(Lines of data)
------------------------------------------------

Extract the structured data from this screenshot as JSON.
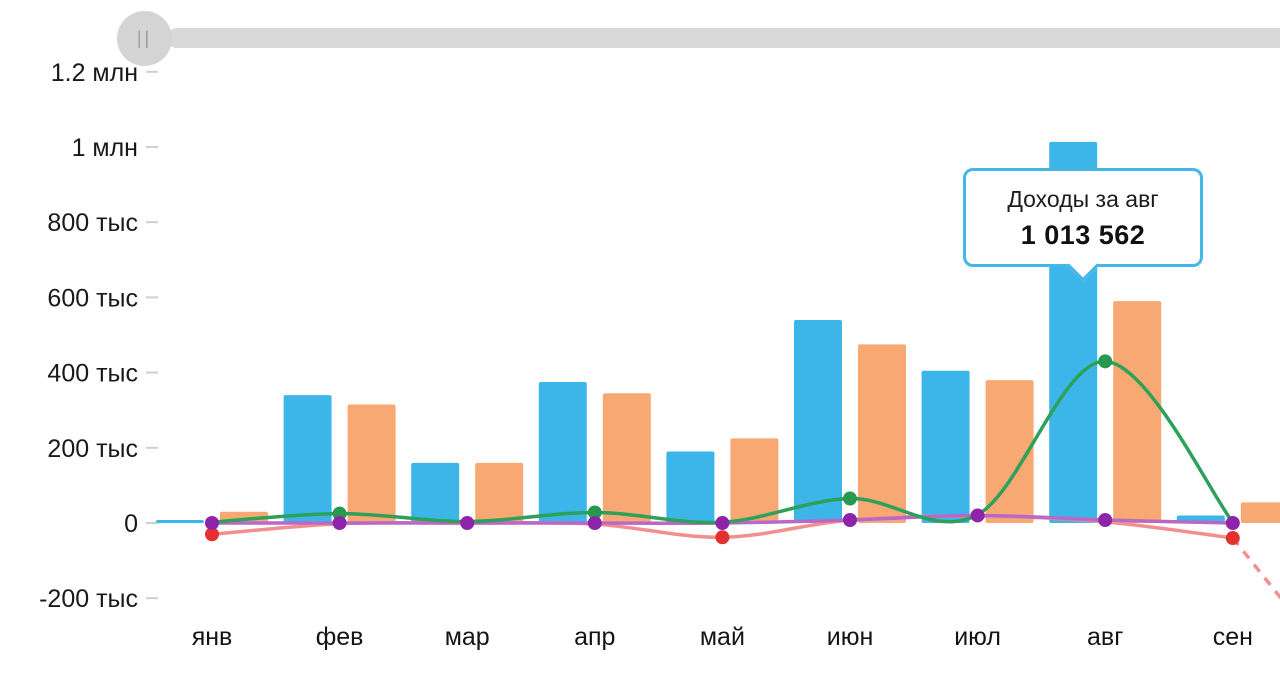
{
  "scrollbar": {
    "handle_glyph": "||"
  },
  "tooltip": {
    "title": "Доходы за авг",
    "value": "1 013 562",
    "accent_color": "#45B6E8"
  },
  "chart_data": {
    "type": "combo",
    "title": "",
    "xlabel": "",
    "ylabel": "",
    "grid": false,
    "legend": "none",
    "ylim": [
      -280000,
      1300000
    ],
    "categories": [
      "янв",
      "фев",
      "мар",
      "апр",
      "май",
      "июн",
      "июл",
      "авг",
      "сен"
    ],
    "y_ticks": [
      {
        "label": "1.2 млн",
        "value": 1200000
      },
      {
        "label": "1 млн",
        "value": 1000000
      },
      {
        "label": "800 тыс",
        "value": 800000
      },
      {
        "label": "600 тыс",
        "value": 600000
      },
      {
        "label": "400 тыс",
        "value": 400000
      },
      {
        "label": "200 тыс",
        "value": 200000
      },
      {
        "label": "0",
        "value": 0
      },
      {
        "label": "-200 тыс",
        "value": -200000
      }
    ],
    "series": [
      {
        "id": "income",
        "type": "bar",
        "color": "#3CB6E8",
        "values": [
          8000,
          340000,
          160000,
          375000,
          190000,
          540000,
          405000,
          1013562,
          20000
        ]
      },
      {
        "id": "bar-orange",
        "type": "bar",
        "color": "#F8A872",
        "values": [
          30000,
          315000,
          160000,
          345000,
          225000,
          475000,
          380000,
          590000,
          55000
        ]
      },
      {
        "id": "line-red",
        "type": "line",
        "color": "#F28F8F",
        "dot_color": "#E53030",
        "dot_indices": [
          0,
          4,
          8
        ],
        "values": [
          -30000,
          -2000,
          0,
          -3000,
          -38000,
          8000,
          18000,
          3000,
          -40000
        ],
        "dashed_extension_value": -230000
      },
      {
        "id": "line-purple",
        "type": "line",
        "color": "#BA68C8",
        "dot_color": "#8E24AA",
        "dot_indices": [
          0,
          1,
          2,
          3,
          4,
          5,
          6,
          7,
          8
        ],
        "values": [
          0,
          0,
          0,
          0,
          0,
          8000,
          20000,
          8000,
          0
        ]
      },
      {
        "id": "line-green",
        "type": "line",
        "color": "#2DA05A",
        "dot_color": "#27994F",
        "dot_indices": [
          1,
          3,
          5,
          7
        ],
        "values": [
          2000,
          25000,
          4000,
          28000,
          2000,
          65000,
          22000,
          430000,
          2000
        ]
      }
    ]
  }
}
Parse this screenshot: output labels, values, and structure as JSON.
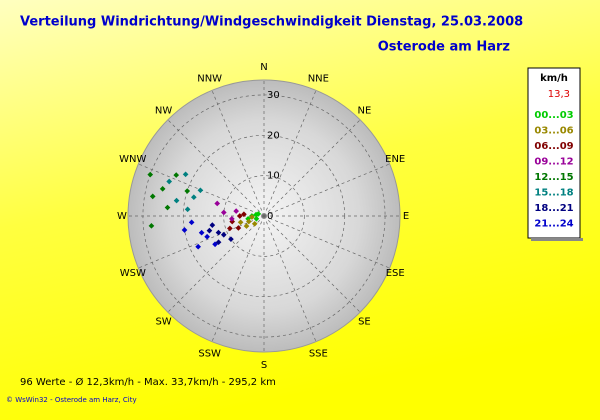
{
  "chart_data": {
    "type": "polar-scatter",
    "title": "Verteilung Windrichtung/Windgeschwindigkeit  Dienstag, 25.03.2008",
    "subtitle": "Osterode am Harz",
    "direction_labels": [
      "N",
      "NNE",
      "NE",
      "ENE",
      "E",
      "ESE",
      "SE",
      "SSE",
      "S",
      "SSW",
      "SW",
      "WSW",
      "W",
      "WNW",
      "NW",
      "NNW"
    ],
    "rlim": [
      0,
      33.7
    ],
    "rticks": [
      0,
      10,
      20,
      30
    ],
    "grid": true,
    "legend_title": "km/h",
    "legend_value": "13,3",
    "series": [
      {
        "name": "00...03",
        "color": "#00cc00",
        "directions": [
          270,
          280,
          260,
          290,
          250
        ],
        "values": [
          3,
          2,
          4,
          1.5,
          2
        ]
      },
      {
        "name": "03...06",
        "color": "#998800",
        "directions": [
          250,
          240,
          265,
          255,
          230
        ],
        "values": [
          4,
          5,
          3,
          6,
          3
        ]
      },
      {
        "name": "06...09",
        "color": "#800000",
        "directions": [
          260,
          250,
          270,
          245,
          275
        ],
        "values": [
          8,
          9,
          6,
          7,
          5
        ]
      },
      {
        "name": "09...12",
        "color": "#990099",
        "directions": [
          275,
          285,
          265,
          280
        ],
        "values": [
          10,
          12,
          8,
          7
        ]
      },
      {
        "name": "12...15",
        "color": "#007700",
        "directions": [
          290,
          285,
          280,
          275,
          265,
          295,
          288
        ],
        "values": [
          30,
          26,
          28,
          24,
          28,
          24,
          20
        ]
      },
      {
        "name": "15...18",
        "color": "#008080",
        "directions": [
          290,
          280,
          298,
          285,
          275,
          292
        ],
        "values": [
          25,
          22,
          22,
          18,
          19,
          17
        ]
      },
      {
        "name": "18...21",
        "color": "#000080",
        "directions": [
          250,
          240,
          245,
          255,
          260,
          235
        ],
        "values": [
          12,
          13,
          11,
          14,
          13,
          10
        ]
      },
      {
        "name": "21...24",
        "color": "#0000cc",
        "directions": [
          250,
          245,
          255,
          265,
          240,
          260
        ],
        "values": [
          15,
          18,
          16,
          18,
          14,
          20
        ]
      }
    ]
  },
  "footer": {
    "stats": "96 Werte   -   Ø 12,3km/h  -  Max. 33,7km/h   -   295,2 km",
    "credit": "© WsWin32  -  Osterode am Harz, City"
  }
}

------------------------------------------------

§ **Task description**: Reproduce all entries exactly. Pictures do not belong in the copy.

§ **Solution for this task**:
Extract the structured data from this screenshot as JSON.
{
  "scrollbar": {
    "handle_glyph": "||"
  },
  "tooltip": {
    "title": "Доходы за авг",
    "value": "1 013 562",
    "accent_color": "#45B6E8"
  },
  "chart_data": {
    "type": "combo",
    "title": "",
    "xlabel": "",
    "ylabel": "",
    "grid": false,
    "legend": "none",
    "ylim": [
      -280000,
      1300000
    ],
    "categories": [
      "янв",
      "фев",
      "мар",
      "апр",
      "май",
      "июн",
      "июл",
      "авг",
      "сен"
    ],
    "y_ticks": [
      {
        "label": "1.2 млн",
        "value": 1200000
      },
      {
        "label": "1 млн",
        "value": 1000000
      },
      {
        "label": "800 тыс",
        "value": 800000
      },
      {
        "label": "600 тыс",
        "value": 600000
      },
      {
        "label": "400 тыс",
        "value": 400000
      },
      {
        "label": "200 тыс",
        "value": 200000
      },
      {
        "label": "0",
        "value": 0
      },
      {
        "label": "-200 тыс",
        "value": -200000
      }
    ],
    "series": [
      {
        "id": "income",
        "type": "bar",
        "color": "#3CB6E8",
        "values": [
          8000,
          340000,
          160000,
          375000,
          190000,
          540000,
          405000,
          1013562,
          20000
        ]
      },
      {
        "id": "bar-orange",
        "type": "bar",
        "color": "#F8A872",
        "values": [
          30000,
          315000,
          160000,
          345000,
          225000,
          475000,
          380000,
          590000,
          55000
        ]
      },
      {
        "id": "line-red",
        "type": "line",
        "color": "#F28F8F",
        "dot_color": "#E53030",
        "dot_indices": [
          0,
          4,
          8
        ],
        "values": [
          -30000,
          -2000,
          0,
          -3000,
          -38000,
          8000,
          18000,
          3000,
          -40000
        ],
        "dashed_extension_value": -230000
      },
      {
        "id": "line-purple",
        "type": "line",
        "color": "#BA68C8",
        "dot_color": "#8E24AA",
        "dot_indices": [
          0,
          1,
          2,
          3,
          4,
          5,
          6,
          7,
          8
        ],
        "values": [
          0,
          0,
          0,
          0,
          0,
          8000,
          20000,
          8000,
          0
        ]
      },
      {
        "id": "line-green",
        "type": "line",
        "color": "#2DA05A",
        "dot_color": "#27994F",
        "dot_indices": [
          1,
          3,
          5,
          7
        ],
        "values": [
          2000,
          25000,
          4000,
          28000,
          2000,
          65000,
          22000,
          430000,
          2000
        ]
      }
    ]
  }
}
Parse this screenshot: output labels, values, and structure as JSON.
{
  "chart_data": {
    "type": "polar-scatter",
    "title": "Verteilung Windrichtung/Windgeschwindigkeit  Dienstag, 25.03.2008",
    "subtitle": "Osterode am Harz",
    "direction_labels": [
      "N",
      "NNE",
      "NE",
      "ENE",
      "E",
      "ESE",
      "SE",
      "SSE",
      "S",
      "SSW",
      "SW",
      "WSW",
      "W",
      "WNW",
      "NW",
      "NNW"
    ],
    "rlim": [
      0,
      33.7
    ],
    "rticks": [
      0,
      10,
      20,
      30
    ],
    "grid": true,
    "legend_title": "km/h",
    "legend_value": "13,3",
    "series": [
      {
        "name": "00...03",
        "color": "#00cc00",
        "directions": [
          270,
          280,
          260,
          290,
          250
        ],
        "values": [
          3,
          2,
          4,
          1.5,
          2
        ]
      },
      {
        "name": "03...06",
        "color": "#998800",
        "directions": [
          250,
          240,
          265,
          255,
          230
        ],
        "values": [
          4,
          5,
          3,
          6,
          3
        ]
      },
      {
        "name": "06...09",
        "color": "#800000",
        "directions": [
          260,
          250,
          270,
          245,
          275
        ],
        "values": [
          8,
          9,
          6,
          7,
          5
        ]
      },
      {
        "name": "09...12",
        "color": "#990099",
        "directions": [
          275,
          285,
          265,
          280
        ],
        "values": [
          10,
          12,
          8,
          7
        ]
      },
      {
        "name": "12...15",
        "color": "#007700",
        "directions": [
          290,
          285,
          280,
          275,
          265,
          295,
          288
        ],
        "values": [
          30,
          26,
          28,
          24,
          28,
          24,
          20
        ]
      },
      {
        "name": "15...18",
        "color": "#008080",
        "directions": [
          290,
          280,
          298,
          285,
          275,
          292
        ],
        "values": [
          25,
          22,
          22,
          18,
          19,
          17
        ]
      },
      {
        "name": "18...21",
        "color": "#000080",
        "directions": [
          250,
          240,
          245,
          255,
          260,
          235
        ],
        "values": [
          12,
          13,
          11,
          14,
          13,
          10
        ]
      },
      {
        "name": "21...24",
        "color": "#0000cc",
        "directions": [
          250,
          245,
          255,
          265,
          240,
          260
        ],
        "values": [
          15,
          18,
          16,
          18,
          14,
          20
        ]
      }
    ]
  },
  "footer": {
    "stats": "96 Werte   -   Ø 12,3km/h  -  Max. 33,7km/h   -   295,2 km",
    "credit": "© WsWin32  -  Osterode am Harz, City"
  }
}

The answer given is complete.